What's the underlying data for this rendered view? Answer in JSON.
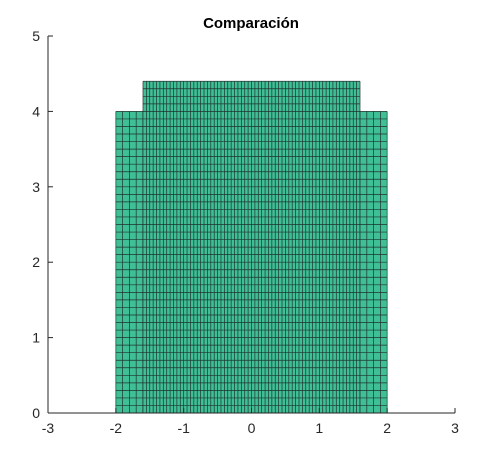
{
  "chart_data": {
    "type": "mesh",
    "title": "Comparación",
    "xlabel": "",
    "ylabel": "",
    "xlim": [
      -3,
      3
    ],
    "ylim": [
      0,
      5
    ],
    "x_ticks": [
      -3,
      -2,
      -1,
      0,
      1,
      2,
      3
    ],
    "y_ticks": [
      0,
      1,
      2,
      3,
      4,
      5
    ],
    "x_tick_labels": [
      "-3",
      "-2",
      "-1",
      "0",
      "1",
      "2",
      "3"
    ],
    "y_tick_labels": [
      "0",
      "1",
      "2",
      "3",
      "4",
      "5"
    ],
    "grid": false,
    "face_color": "#3fbf96",
    "edge_color": "#1a1a1a",
    "regions": [
      {
        "x": [
          -2,
          -1.6
        ],
        "y": [
          0,
          4
        ],
        "nx": 4,
        "ny": 40
      },
      {
        "x": [
          -1.6,
          1.6
        ],
        "y": [
          0,
          4.4
        ],
        "nx": 64,
        "ny": 44
      },
      {
        "x": [
          1.6,
          2
        ],
        "y": [
          0,
          4
        ],
        "nx": 4,
        "ny": 40
      }
    ]
  }
}
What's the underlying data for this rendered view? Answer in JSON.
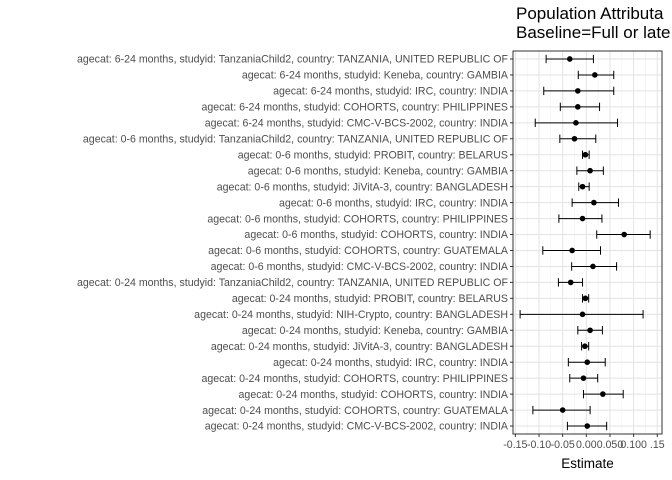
{
  "chart_data": {
    "type": "scatter",
    "subtype": "point-range (dot with horizontal error bars)",
    "title_lines": [
      "Population Attributa",
      "Baseline=Full or late"
    ],
    "xlabel": "Estimate",
    "ylabel": "",
    "xlim": [
      -0.155,
      0.16
    ],
    "x_ticks": [
      -0.15,
      -0.1,
      -0.05,
      0.0,
      0.05,
      0.1,
      0.15
    ],
    "x_tick_labels": [
      "-0.15",
      "-0.10",
      "-0.05",
      "0.00",
      "0.050",
      "0.100",
      ".15"
    ],
    "grid": true,
    "theme": "bw",
    "point_color": "#000000",
    "rows": [
      {
        "label": "agecat: 6-24 months, studyid: TanzaniaChild2, country: TANZANIA, UNITED REPUBLIC OF",
        "estimate": -0.035,
        "lower": -0.085,
        "upper": 0.015
      },
      {
        "label": "agecat: 6-24 months, studyid: Keneba, country: GAMBIA",
        "estimate": 0.018,
        "lower": -0.017,
        "upper": 0.058
      },
      {
        "label": "agecat: 6-24 months, studyid: IRC, country: INDIA",
        "estimate": -0.018,
        "lower": -0.09,
        "upper": 0.058
      },
      {
        "label": "agecat: 6-24 months, studyid: COHORTS, country: PHILIPPINES",
        "estimate": -0.018,
        "lower": -0.055,
        "upper": 0.028
      },
      {
        "label": "agecat: 6-24 months, studyid: CMC-V-BCS-2002, country: INDIA",
        "estimate": -0.022,
        "lower": -0.108,
        "upper": 0.066
      },
      {
        "label": "agecat: 0-6 months, studyid: TanzaniaChild2, country: TANZANIA, UNITED REPUBLIC OF",
        "estimate": -0.025,
        "lower": -0.056,
        "upper": 0.02
      },
      {
        "label": "agecat: 0-6 months, studyid: PROBIT, country: BELARUS",
        "estimate": -0.002,
        "lower": -0.008,
        "upper": 0.006
      },
      {
        "label": "agecat: 0-6 months, studyid: Keneba, country: GAMBIA",
        "estimate": 0.008,
        "lower": -0.02,
        "upper": 0.036
      },
      {
        "label": "agecat: 0-6 months, studyid: JiVitA-3, country: BANGLADESH",
        "estimate": -0.008,
        "lower": -0.016,
        "upper": 0.006
      },
      {
        "label": "agecat: 0-6 months, studyid: IRC, country: INDIA",
        "estimate": 0.016,
        "lower": -0.03,
        "upper": 0.068
      },
      {
        "label": "agecat: 0-6 months, studyid: COHORTS, country: PHILIPPINES",
        "estimate": -0.008,
        "lower": -0.058,
        "upper": 0.033
      },
      {
        "label": "agecat: 0-6 months, studyid: COHORTS, country: INDIA",
        "estimate": 0.08,
        "lower": 0.022,
        "upper": 0.135
      },
      {
        "label": "agecat: 0-6 months, studyid: COHORTS, country: GUATEMALA",
        "estimate": -0.03,
        "lower": -0.092,
        "upper": 0.03
      },
      {
        "label": "agecat: 0-6 months, studyid: CMC-V-BCS-2002, country: INDIA",
        "estimate": 0.014,
        "lower": -0.031,
        "upper": 0.064
      },
      {
        "label": "agecat: 0-24 months, studyid: TanzaniaChild2, country: TANZANIA, UNITED REPUBLIC OF",
        "estimate": -0.033,
        "lower": -0.059,
        "upper": -0.008
      },
      {
        "label": "agecat: 0-24 months, studyid: PROBIT, country: BELARUS",
        "estimate": -0.002,
        "lower": -0.008,
        "upper": 0.005
      },
      {
        "label": "agecat: 0-24 months, studyid: NIH-Crypto, country: BANGLADESH",
        "estimate": -0.008,
        "lower": -0.14,
        "upper": 0.12
      },
      {
        "label": "agecat: 0-24 months, studyid: Keneba, country: GAMBIA",
        "estimate": 0.008,
        "lower": -0.018,
        "upper": 0.034
      },
      {
        "label": "agecat: 0-24 months, studyid: JiVitA-3, country: BANGLADESH",
        "estimate": -0.003,
        "lower": -0.01,
        "upper": 0.005
      },
      {
        "label": "agecat: 0-24 months, studyid: IRC, country: INDIA",
        "estimate": 0.002,
        "lower": -0.038,
        "upper": 0.04
      },
      {
        "label": "agecat: 0-24 months, studyid: COHORTS, country: PHILIPPINES",
        "estimate": -0.006,
        "lower": -0.035,
        "upper": 0.024
      },
      {
        "label": "agecat: 0-24 months, studyid: COHORTS, country: INDIA",
        "estimate": 0.035,
        "lower": -0.006,
        "upper": 0.078
      },
      {
        "label": "agecat: 0-24 months, studyid: COHORTS, country: GUATEMALA",
        "estimate": -0.05,
        "lower": -0.113,
        "upper": 0.008
      },
      {
        "label": "agecat: 0-24 months, studyid: CMC-V-BCS-2002, country: INDIA",
        "estimate": 0.002,
        "lower": -0.04,
        "upper": 0.043
      }
    ]
  }
}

Work required => Leave the pictures out and reproduce all of the records exactly.

Full output =>
What's the underlying data for this rendered view? Answer in JSON.
{
  "chart_data": {
    "type": "mesh",
    "title": "Comparación",
    "xlabel": "",
    "ylabel": "",
    "xlim": [
      -3,
      3
    ],
    "ylim": [
      0,
      5
    ],
    "x_ticks": [
      -3,
      -2,
      -1,
      0,
      1,
      2,
      3
    ],
    "y_ticks": [
      0,
      1,
      2,
      3,
      4,
      5
    ],
    "x_tick_labels": [
      "-3",
      "-2",
      "-1",
      "0",
      "1",
      "2",
      "3"
    ],
    "y_tick_labels": [
      "0",
      "1",
      "2",
      "3",
      "4",
      "5"
    ],
    "grid": false,
    "face_color": "#3fbf96",
    "edge_color": "#1a1a1a",
    "regions": [
      {
        "x": [
          -2,
          -1.6
        ],
        "y": [
          0,
          4
        ],
        "nx": 4,
        "ny": 40
      },
      {
        "x": [
          -1.6,
          1.6
        ],
        "y": [
          0,
          4.4
        ],
        "nx": 64,
        "ny": 44
      },
      {
        "x": [
          1.6,
          2
        ],
        "y": [
          0,
          4
        ],
        "nx": 4,
        "ny": 40
      }
    ]
  }
}
What's the underlying data for this rendered view? Answer in JSON.
{
  "chart_data": {
    "type": "scatter",
    "subtype": "point-range (dot with horizontal error bars)",
    "title_lines": [
      "Population Attributa",
      "Baseline=Full or late"
    ],
    "xlabel": "Estimate",
    "ylabel": "",
    "xlim": [
      -0.155,
      0.16
    ],
    "x_ticks": [
      -0.15,
      -0.1,
      -0.05,
      0.0,
      0.05,
      0.1,
      0.15
    ],
    "x_tick_labels": [
      "-0.15",
      "-0.10",
      "-0.05",
      "0.00",
      "0.050",
      "0.100",
      ".15"
    ],
    "grid": true,
    "theme": "bw",
    "point_color": "#000000",
    "rows": [
      {
        "label": "agecat: 6-24 months, studyid: TanzaniaChild2, country: TANZANIA, UNITED REPUBLIC OF",
        "estimate": -0.035,
        "lower": -0.085,
        "upper": 0.015
      },
      {
        "label": "agecat: 6-24 months, studyid: Keneba, country: GAMBIA",
        "estimate": 0.018,
        "lower": -0.017,
        "upper": 0.058
      },
      {
        "label": "agecat: 6-24 months, studyid: IRC, country: INDIA",
        "estimate": -0.018,
        "lower": -0.09,
        "upper": 0.058
      },
      {
        "label": "agecat: 6-24 months, studyid: COHORTS, country: PHILIPPINES",
        "estimate": -0.018,
        "lower": -0.055,
        "upper": 0.028
      },
      {
        "label": "agecat: 6-24 months, studyid: CMC-V-BCS-2002, country: INDIA",
        "estimate": -0.022,
        "lower": -0.108,
        "upper": 0.066
      },
      {
        "label": "agecat: 0-6 months, studyid: TanzaniaChild2, country: TANZANIA, UNITED REPUBLIC OF",
        "estimate": -0.025,
        "lower": -0.056,
        "upper": 0.02
      },
      {
        "label": "agecat: 0-6 months, studyid: PROBIT, country: BELARUS",
        "estimate": -0.002,
        "lower": -0.008,
        "upper": 0.006
      },
      {
        "label": "agecat: 0-6 months, studyid: Keneba, country: GAMBIA",
        "estimate": 0.008,
        "lower": -0.02,
        "upper": 0.036
      },
      {
        "label": "agecat: 0-6 months, studyid: JiVitA-3, country: BANGLADESH",
        "estimate": -0.008,
        "lower": -0.016,
        "upper": 0.006
      },
      {
        "label": "agecat: 0-6 months, studyid: IRC, country: INDIA",
        "estimate": 0.016,
        "lower": -0.03,
        "upper": 0.068
      },
      {
        "label": "agecat: 0-6 months, studyid: COHORTS, country: PHILIPPINES",
        "estimate": -0.008,
        "lower": -0.058,
        "upper": 0.033
      },
      {
        "label": "agecat: 0-6 months, studyid: COHORTS, country: INDIA",
        "estimate": 0.08,
        "lower": 0.022,
        "upper": 0.135
      },
      {
        "label": "agecat: 0-6 months, studyid: COHORTS, country: GUATEMALA",
        "estimate": -0.03,
        "lower": -0.092,
        "upper": 0.03
      },
      {
        "label": "agecat: 0-6 months, studyid: CMC-V-BCS-2002, country: INDIA",
        "estimate": 0.014,
        "lower": -0.031,
        "upper": 0.064
      },
      {
        "label": "agecat: 0-24 months, studyid: TanzaniaChild2, country: TANZANIA, UNITED REPUBLIC OF",
        "estimate": -0.033,
        "lower": -0.059,
        "upper": -0.008
      },
      {
        "label": "agecat: 0-24 months, studyid: PROBIT, country: BELARUS",
        "estimate": -0.002,
        "lower": -0.008,
        "upper": 0.005
      },
      {
        "label": "agecat: 0-24 months, studyid: NIH-Crypto, country: BANGLADESH",
        "estimate": -0.008,
        "lower": -0.14,
        "upper": 0.12
      },
      {
        "label": "agecat: 0-24 months, studyid: Keneba, country: GAMBIA",
        "estimate": 0.008,
        "lower": -0.018,
        "upper": 0.034
      },
      {
        "label": "agecat: 0-24 months, studyid: JiVitA-3, country: BANGLADESH",
        "estimate": -0.003,
        "lower": -0.01,
        "upper": 0.005
      },
      {
        "label": "agecat: 0-24 months, studyid: IRC, country: INDIA",
        "estimate": 0.002,
        "lower": -0.038,
        "upper": 0.04
      },
      {
        "label": "agecat: 0-24 months, studyid: COHORTS, country: PHILIPPINES",
        "estimate": -0.006,
        "lower": -0.035,
        "upper": 0.024
      },
      {
        "label": "agecat: 0-24 months, studyid: COHORTS, country: INDIA",
        "estimate": 0.035,
        "lower": -0.006,
        "upper": 0.078
      },
      {
        "label": "agecat: 0-24 months, studyid: COHORTS, country: GUATEMALA",
        "estimate": -0.05,
        "lower": -0.113,
        "upper": 0.008
      },
      {
        "label": "agecat: 0-24 months, studyid: CMC-V-BCS-2002, country: INDIA",
        "estimate": 0.002,
        "lower": -0.04,
        "upper": 0.043
      }
    ]
  }
}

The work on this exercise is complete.